• **Given text**:

____

GTISC Releases Emerging Cyber Threats Forecast

The Georgia Tech Information Security Center (GTISC), a national leader in information security research and education, today announced the release of the GTISC Emerging Cyber Threats Report for 2008. As the inaugural edition of this annual forecasting report, the GTISC Emerging Cyber Threats Report for 2008 outlines the top five areas of security concern and risk for consumer and enterprise Internet users for the coming year. The report was released at the annual GTISC Security Summit on Emerging Cyber Security Threats and Countermeasures - a gathering of industry and academic leaders from organizations with a stake in protecting the online user community including Google, the College of Computing at Georgia Tech, the National Security Agency (NSA), IBM Internet Security Systems (ISS), McAfee, Secure Computing, S.P.I. Dynamics, Inc. and Symantec.

For 2008, GTISC is forecasting five key areas in which cyber security threats are expected to increase and evolve:
- Web 2.0 and Client-Side Attacks - including social networking attacks and new attacks that will exploit Web 2.0 vulnerabilities
- Targeted Messaging Attacks - including Instant Messaging attacks and malware propagation via online video-sharing
- Botnets - specifically the spread of botnet attacks to wireless and peer-to-peer networks
- Threats Targeting Mobile Convergence - including voice spam, vishing and smishing
- Threats to Radio Frequency Identification (RFID) Systems - evolving and varied threats in this emerging technology sector

Financial gain will continue to be the primary motivator behind all five emerging threat categories. As the rapid rate of application development for cyber mediums continues to outpace information security technologies and countermeasures, GTISC advocates closer coordination between the security industry, carriers, Internet Service Providers (ISPs), application developers and the user community to begin closing the security gap in 2008. Representatives from the organizations that participated in the GTISC Security Summit contributed to the development of this report.

"As newer and more powerful applications enabled by technologies like Web 2.0 continue to grow, and converged communications applications increasingly rely on IP-based platforms, new challenges will arise in safegaurding these applications and the services they rely on," said Mustaque Ahamad, director of GTISC. "The GTISC Emerging Cyber Threats Report for 2008 highlights those areas of greatest risk and concern, particularly as continued convergence of enterprise and consumer technologies is expected over the coming year. We wish to thank the esteemed members of the GTISC Security Summit panel who assisted us with the creation of this report."

____

• **Record set**:
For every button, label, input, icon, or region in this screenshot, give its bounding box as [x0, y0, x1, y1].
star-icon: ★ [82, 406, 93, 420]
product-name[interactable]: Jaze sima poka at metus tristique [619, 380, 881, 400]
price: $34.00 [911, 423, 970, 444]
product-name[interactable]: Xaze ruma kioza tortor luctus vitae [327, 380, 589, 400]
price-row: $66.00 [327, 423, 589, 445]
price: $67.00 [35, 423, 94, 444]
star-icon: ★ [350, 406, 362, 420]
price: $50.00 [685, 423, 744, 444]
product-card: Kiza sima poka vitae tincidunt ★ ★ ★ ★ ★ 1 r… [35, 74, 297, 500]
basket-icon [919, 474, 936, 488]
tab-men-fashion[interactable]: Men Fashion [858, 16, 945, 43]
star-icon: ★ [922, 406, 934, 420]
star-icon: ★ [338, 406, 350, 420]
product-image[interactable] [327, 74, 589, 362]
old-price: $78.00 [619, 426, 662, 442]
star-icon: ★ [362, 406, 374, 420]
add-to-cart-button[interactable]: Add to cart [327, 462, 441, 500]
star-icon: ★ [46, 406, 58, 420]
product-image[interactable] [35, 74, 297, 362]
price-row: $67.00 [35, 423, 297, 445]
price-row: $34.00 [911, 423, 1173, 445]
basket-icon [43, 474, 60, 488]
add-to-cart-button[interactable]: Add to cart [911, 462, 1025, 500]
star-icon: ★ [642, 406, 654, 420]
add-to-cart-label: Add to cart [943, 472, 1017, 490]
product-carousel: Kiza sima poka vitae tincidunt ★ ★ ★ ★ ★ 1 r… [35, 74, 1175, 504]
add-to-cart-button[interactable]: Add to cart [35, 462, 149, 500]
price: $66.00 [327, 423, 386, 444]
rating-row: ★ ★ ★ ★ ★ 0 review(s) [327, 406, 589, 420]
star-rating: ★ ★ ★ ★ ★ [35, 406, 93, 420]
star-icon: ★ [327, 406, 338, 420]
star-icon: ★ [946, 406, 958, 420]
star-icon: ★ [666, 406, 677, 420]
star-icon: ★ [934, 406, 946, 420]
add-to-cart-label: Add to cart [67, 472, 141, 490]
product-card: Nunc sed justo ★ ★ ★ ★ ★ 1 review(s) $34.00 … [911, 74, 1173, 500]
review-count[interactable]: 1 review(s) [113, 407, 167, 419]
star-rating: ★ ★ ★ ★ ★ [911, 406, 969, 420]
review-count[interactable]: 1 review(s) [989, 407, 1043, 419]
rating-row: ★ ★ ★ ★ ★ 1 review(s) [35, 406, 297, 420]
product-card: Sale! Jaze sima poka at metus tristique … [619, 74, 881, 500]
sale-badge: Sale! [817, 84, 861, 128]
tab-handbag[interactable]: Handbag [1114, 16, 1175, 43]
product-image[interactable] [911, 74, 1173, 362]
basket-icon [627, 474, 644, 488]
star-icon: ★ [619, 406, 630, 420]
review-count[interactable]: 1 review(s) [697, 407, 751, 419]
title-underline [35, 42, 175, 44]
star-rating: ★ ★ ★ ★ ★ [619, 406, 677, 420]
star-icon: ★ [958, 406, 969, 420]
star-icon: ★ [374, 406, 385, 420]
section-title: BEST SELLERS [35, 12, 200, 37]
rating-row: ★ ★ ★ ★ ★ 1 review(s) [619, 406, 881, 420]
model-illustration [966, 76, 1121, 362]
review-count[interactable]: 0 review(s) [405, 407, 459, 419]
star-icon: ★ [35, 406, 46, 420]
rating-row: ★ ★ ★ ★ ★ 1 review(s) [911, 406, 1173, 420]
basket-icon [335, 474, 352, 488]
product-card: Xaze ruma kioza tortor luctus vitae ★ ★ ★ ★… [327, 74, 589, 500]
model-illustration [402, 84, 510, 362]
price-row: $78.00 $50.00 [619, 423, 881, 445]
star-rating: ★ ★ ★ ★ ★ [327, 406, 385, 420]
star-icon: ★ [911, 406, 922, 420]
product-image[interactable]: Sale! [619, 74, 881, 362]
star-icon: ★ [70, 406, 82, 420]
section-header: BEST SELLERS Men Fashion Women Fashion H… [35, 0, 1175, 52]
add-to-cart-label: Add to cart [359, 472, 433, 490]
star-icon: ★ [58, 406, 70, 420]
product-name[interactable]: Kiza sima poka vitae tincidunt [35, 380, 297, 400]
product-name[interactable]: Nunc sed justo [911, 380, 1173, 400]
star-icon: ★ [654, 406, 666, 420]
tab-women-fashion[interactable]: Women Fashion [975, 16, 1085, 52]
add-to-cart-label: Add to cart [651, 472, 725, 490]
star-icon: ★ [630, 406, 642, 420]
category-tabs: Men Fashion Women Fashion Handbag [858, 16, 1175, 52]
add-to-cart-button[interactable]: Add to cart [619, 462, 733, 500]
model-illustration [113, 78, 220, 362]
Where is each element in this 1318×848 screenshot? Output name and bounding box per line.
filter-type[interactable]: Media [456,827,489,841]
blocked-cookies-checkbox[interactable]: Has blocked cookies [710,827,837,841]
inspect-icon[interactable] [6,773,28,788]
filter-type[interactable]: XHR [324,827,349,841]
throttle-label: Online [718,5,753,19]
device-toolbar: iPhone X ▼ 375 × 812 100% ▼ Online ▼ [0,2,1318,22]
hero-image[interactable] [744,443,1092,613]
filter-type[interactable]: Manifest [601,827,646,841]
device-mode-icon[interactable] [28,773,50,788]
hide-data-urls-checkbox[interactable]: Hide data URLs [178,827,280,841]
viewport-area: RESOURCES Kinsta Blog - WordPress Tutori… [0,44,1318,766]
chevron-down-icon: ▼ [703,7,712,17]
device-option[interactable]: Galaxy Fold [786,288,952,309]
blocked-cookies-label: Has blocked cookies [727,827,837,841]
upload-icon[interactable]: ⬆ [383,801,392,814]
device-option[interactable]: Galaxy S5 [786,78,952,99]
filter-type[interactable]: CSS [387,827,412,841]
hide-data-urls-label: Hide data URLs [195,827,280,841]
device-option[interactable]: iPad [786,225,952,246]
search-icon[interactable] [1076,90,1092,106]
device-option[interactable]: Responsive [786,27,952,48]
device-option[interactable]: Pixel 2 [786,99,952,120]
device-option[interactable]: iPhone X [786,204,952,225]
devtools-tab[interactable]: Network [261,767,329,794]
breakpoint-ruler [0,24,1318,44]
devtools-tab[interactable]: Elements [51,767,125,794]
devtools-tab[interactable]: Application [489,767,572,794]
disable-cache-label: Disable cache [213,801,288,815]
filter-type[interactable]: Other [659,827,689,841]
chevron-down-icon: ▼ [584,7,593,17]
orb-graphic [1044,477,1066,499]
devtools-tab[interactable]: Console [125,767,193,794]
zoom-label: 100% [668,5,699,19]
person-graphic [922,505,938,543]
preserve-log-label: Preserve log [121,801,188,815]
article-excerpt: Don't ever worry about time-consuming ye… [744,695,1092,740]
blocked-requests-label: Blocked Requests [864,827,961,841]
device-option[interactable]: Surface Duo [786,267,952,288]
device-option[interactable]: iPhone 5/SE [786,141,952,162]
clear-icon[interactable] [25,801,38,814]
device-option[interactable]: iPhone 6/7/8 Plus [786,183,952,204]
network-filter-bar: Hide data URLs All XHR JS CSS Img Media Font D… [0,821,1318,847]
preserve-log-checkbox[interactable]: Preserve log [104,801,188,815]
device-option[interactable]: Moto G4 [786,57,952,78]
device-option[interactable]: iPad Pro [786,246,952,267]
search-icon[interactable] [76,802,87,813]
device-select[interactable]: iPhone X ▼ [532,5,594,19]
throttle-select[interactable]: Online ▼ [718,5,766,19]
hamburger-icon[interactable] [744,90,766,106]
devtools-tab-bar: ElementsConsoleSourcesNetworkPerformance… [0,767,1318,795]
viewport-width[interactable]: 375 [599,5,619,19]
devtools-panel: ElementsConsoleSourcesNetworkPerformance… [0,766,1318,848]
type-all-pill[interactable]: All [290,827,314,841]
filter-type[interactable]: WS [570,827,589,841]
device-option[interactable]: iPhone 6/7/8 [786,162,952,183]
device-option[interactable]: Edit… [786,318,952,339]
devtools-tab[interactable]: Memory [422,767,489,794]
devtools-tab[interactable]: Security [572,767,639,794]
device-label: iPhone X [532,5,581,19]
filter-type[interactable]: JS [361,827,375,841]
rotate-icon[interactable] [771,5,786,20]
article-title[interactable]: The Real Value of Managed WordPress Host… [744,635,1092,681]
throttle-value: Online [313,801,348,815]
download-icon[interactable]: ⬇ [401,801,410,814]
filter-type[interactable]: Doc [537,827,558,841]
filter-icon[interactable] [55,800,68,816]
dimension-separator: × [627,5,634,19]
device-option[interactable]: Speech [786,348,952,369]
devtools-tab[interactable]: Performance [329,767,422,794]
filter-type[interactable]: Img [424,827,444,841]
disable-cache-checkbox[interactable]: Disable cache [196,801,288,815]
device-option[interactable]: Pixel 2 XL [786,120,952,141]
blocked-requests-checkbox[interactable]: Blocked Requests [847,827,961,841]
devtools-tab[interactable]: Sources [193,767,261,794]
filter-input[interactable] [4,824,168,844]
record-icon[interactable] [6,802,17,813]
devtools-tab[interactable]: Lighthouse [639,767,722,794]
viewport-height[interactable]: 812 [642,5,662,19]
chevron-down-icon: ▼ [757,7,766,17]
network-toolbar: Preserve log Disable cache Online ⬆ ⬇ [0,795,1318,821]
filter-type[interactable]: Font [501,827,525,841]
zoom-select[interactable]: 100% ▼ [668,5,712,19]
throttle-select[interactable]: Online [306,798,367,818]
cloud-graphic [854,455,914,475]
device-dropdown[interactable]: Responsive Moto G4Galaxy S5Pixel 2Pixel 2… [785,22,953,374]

____

• **Exercise tasks**:
• 1. In the GTISC press release, what is named as the main motive behind all five emerging threat categories?
• 2. Quote the GTISC press release from "Financial gain will" up to and including "development of this report.".
• 3. Write what comes next in the GTISC press release, picking up after its last sentence.
The rows play no part in this.

• **Responses to the exercise**:
• 1. Financial gain.

• 2.
Financial gain will continue to be the primary motivator behind all five emerging threat categories. As the rapid rate of application development for cyber mediums continues to outpace information security technologies and countermeasures, GTISC advocates closer coordination between the security industry, carriers, Internet Service Providers (ISPs), application developers and the user community to begin closing the security gap in 2008. Representatives from the organizations that participated in the GTISC Security Summit contributed to the development of this report.

• 3.
More than 200 corporate executives, industry leaders and technologists from across the country attended the GTISC Security Summit on Emerging Cyber Security Threats and Countermeasures Summit, keynoted by Dr. Vint Cerf, vice president and chief Internet evangelist at Google. Following Cert's address on the continued research and development needs to secure the multi-layered systems of the Internet, Summit panelists engaged in a lively discussion moderated by Chris Rouland, chief technology officer of IBM Internet Security Systems and IBM distinguished engineer. The panel discussion helped educate the audience on the proliferation of cyber threats, including those listed in the report, and highlighted possible countermeasures to safeguard the user and business communities.

To view the entire GTISC Emerging Cyber Threats for 2008 report and for more information on GTISC, please visit http://www.gtisc.gatech.edu. To watch a pre-recorded Web cast of the event, please visit http://www-static.cc.gatech.edu/streaming/gtisc.

About Georgia Tech Information Security Center (GTISC)
The Georgia Tech Information Security Center, a National Center of Academic Excellence in Information Assurance Education, is an interdisciplinary center involving faculty from the College of Computing, School of Electrical and Computer Engineering, Georgia Tech Research Institute (GTRI), the Sam Nunn School of International Affairs and the School of Public Policy.